DO THIS ▸ Copy the material that follows word for word and omit its pictures.

MATERIAL PROVIDED ▸
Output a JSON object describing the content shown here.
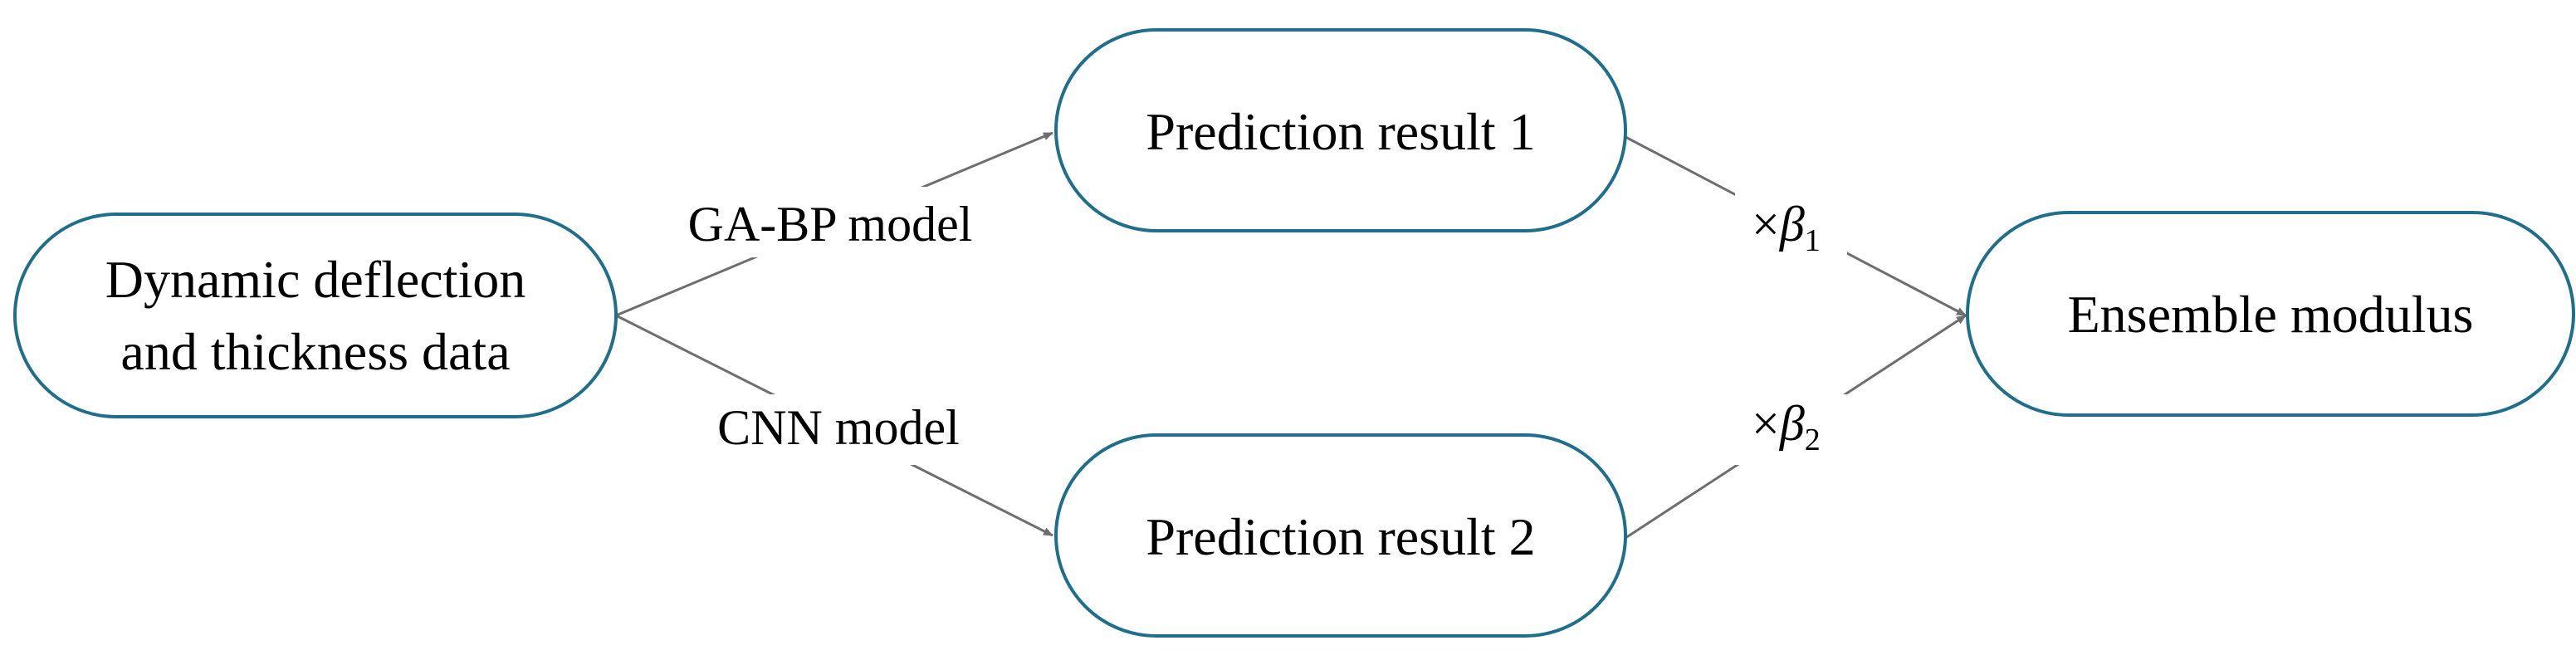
{
  "nodes": {
    "input": {
      "line1": "Dynamic deflection",
      "line2": "and thickness data"
    },
    "result1": {
      "label": "Prediction result 1"
    },
    "result2": {
      "label": "Prediction result 2"
    },
    "output": {
      "label": "Ensemble modulus"
    }
  },
  "edges": {
    "gabp": {
      "label": "GA-BP model"
    },
    "cnn": {
      "label": "CNN model"
    },
    "weight1": {
      "times": "×",
      "symbol": "β",
      "subscript": "1"
    },
    "weight2": {
      "times": "×",
      "symbol": "β",
      "subscript": "2"
    }
  },
  "colors": {
    "node_border": "#1F6E8C",
    "edge_line": "#6E6E6E"
  }
}
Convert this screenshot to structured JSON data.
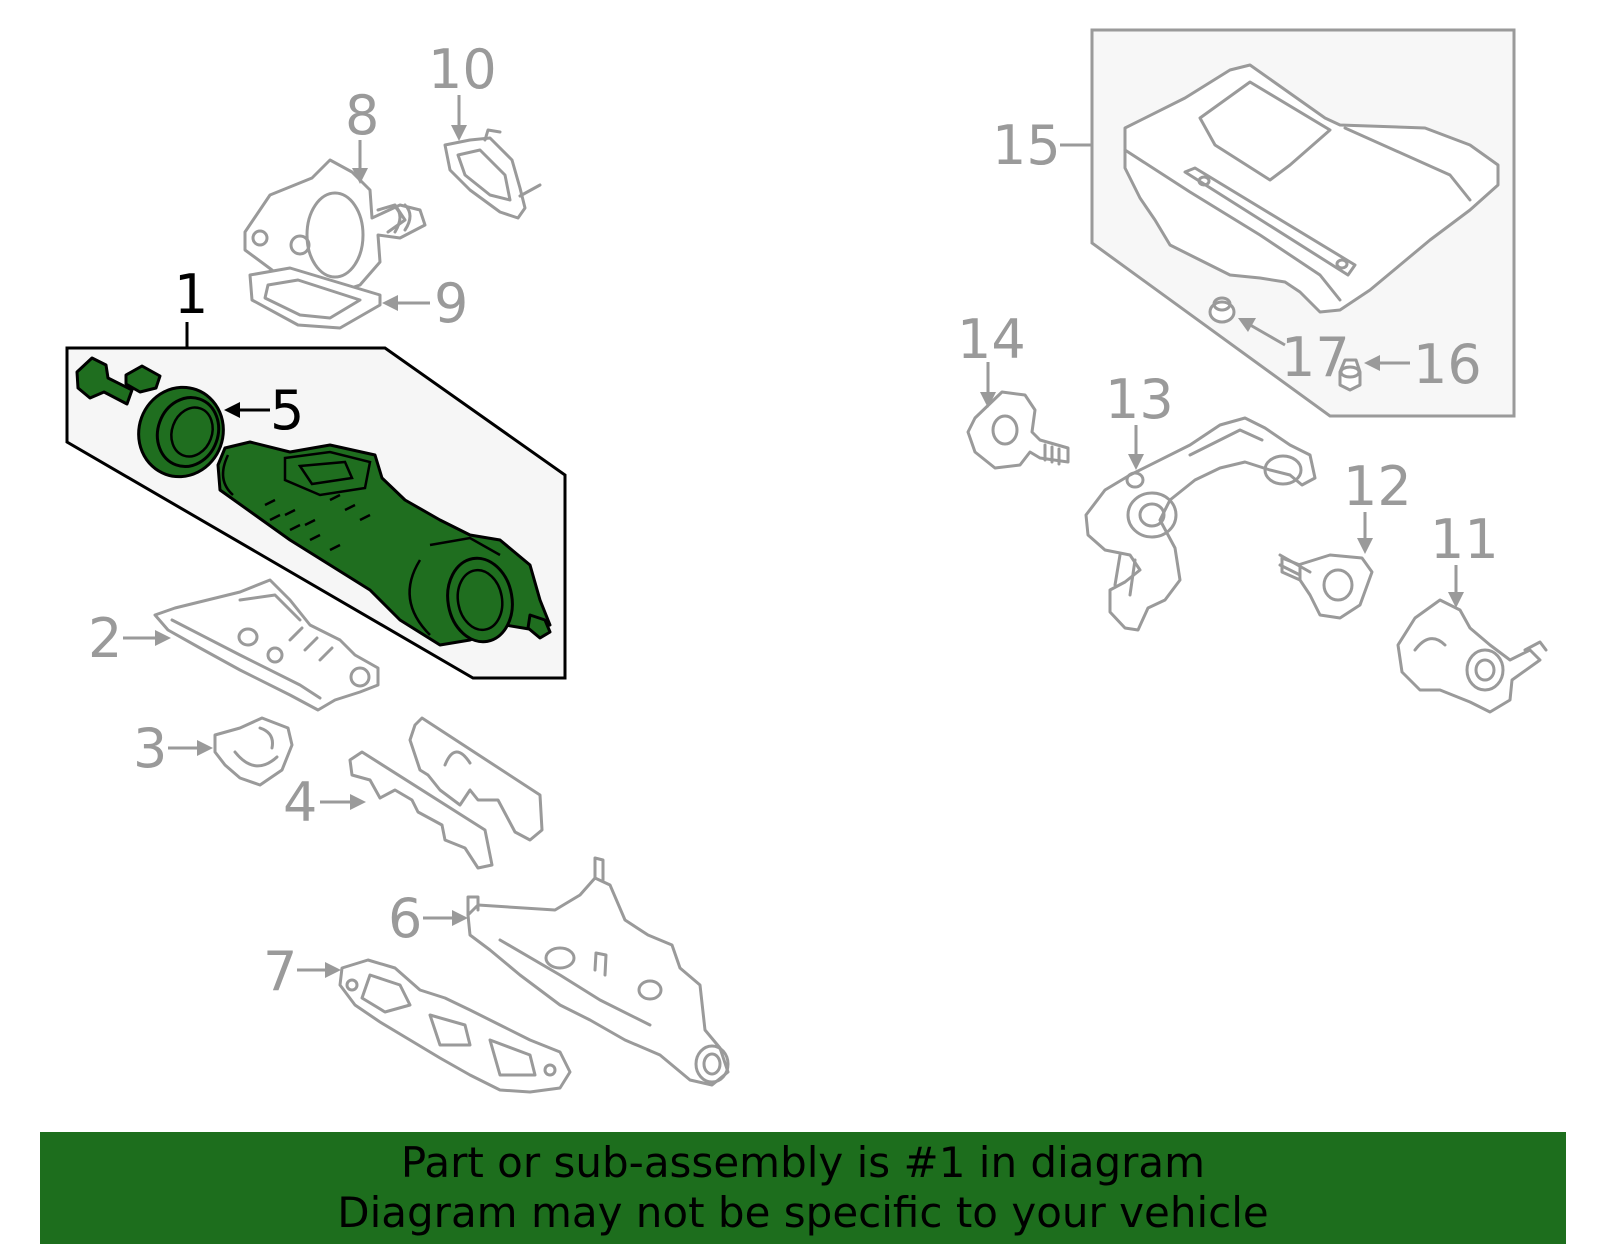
{
  "callouts": {
    "c1": "1",
    "c2": "2",
    "c3": "3",
    "c4": "4",
    "c5": "5",
    "c6": "6",
    "c7": "7",
    "c8": "8",
    "c9": "9",
    "c10": "10",
    "c11": "11",
    "c12": "12",
    "c13": "13",
    "c14": "14",
    "c15": "15",
    "c16": "16",
    "c17": "17"
  },
  "highlight_color": "#1f6e1f",
  "banner": {
    "line1": "Part or sub-assembly is #1 in diagram",
    "line2": "Diagram may not be specific to your vehicle",
    "background": "#1d6e1d"
  }
}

OUTPUT BELOW ▸
Output a JSON object describing the content shown here.
{
  "nodes": {
    "input": {
      "line1": "Dynamic deflection",
      "line2": "and thickness data"
    },
    "result1": {
      "label": "Prediction result 1"
    },
    "result2": {
      "label": "Prediction result 2"
    },
    "output": {
      "label": "Ensemble modulus"
    }
  },
  "edges": {
    "gabp": {
      "label": "GA-BP model"
    },
    "cnn": {
      "label": "CNN model"
    },
    "weight1": {
      "times": "×",
      "symbol": "β",
      "subscript": "1"
    },
    "weight2": {
      "times": "×",
      "symbol": "β",
      "subscript": "2"
    }
  },
  "colors": {
    "node_border": "#1F6E8C",
    "edge_line": "#6E6E6E"
  }
}
Convert this screenshot to structured JSON data.
{
  "callouts": {
    "c1": "1",
    "c2": "2",
    "c3": "3",
    "c4": "4",
    "c5": "5",
    "c6": "6",
    "c7": "7",
    "c8": "8",
    "c9": "9",
    "c10": "10",
    "c11": "11",
    "c12": "12",
    "c13": "13",
    "c14": "14",
    "c15": "15",
    "c16": "16",
    "c17": "17"
  },
  "highlight_color": "#1f6e1f",
  "banner": {
    "line1": "Part or sub-assembly is #1 in diagram",
    "line2": "Diagram may not be specific to your vehicle",
    "background": "#1d6e1d"
  }
}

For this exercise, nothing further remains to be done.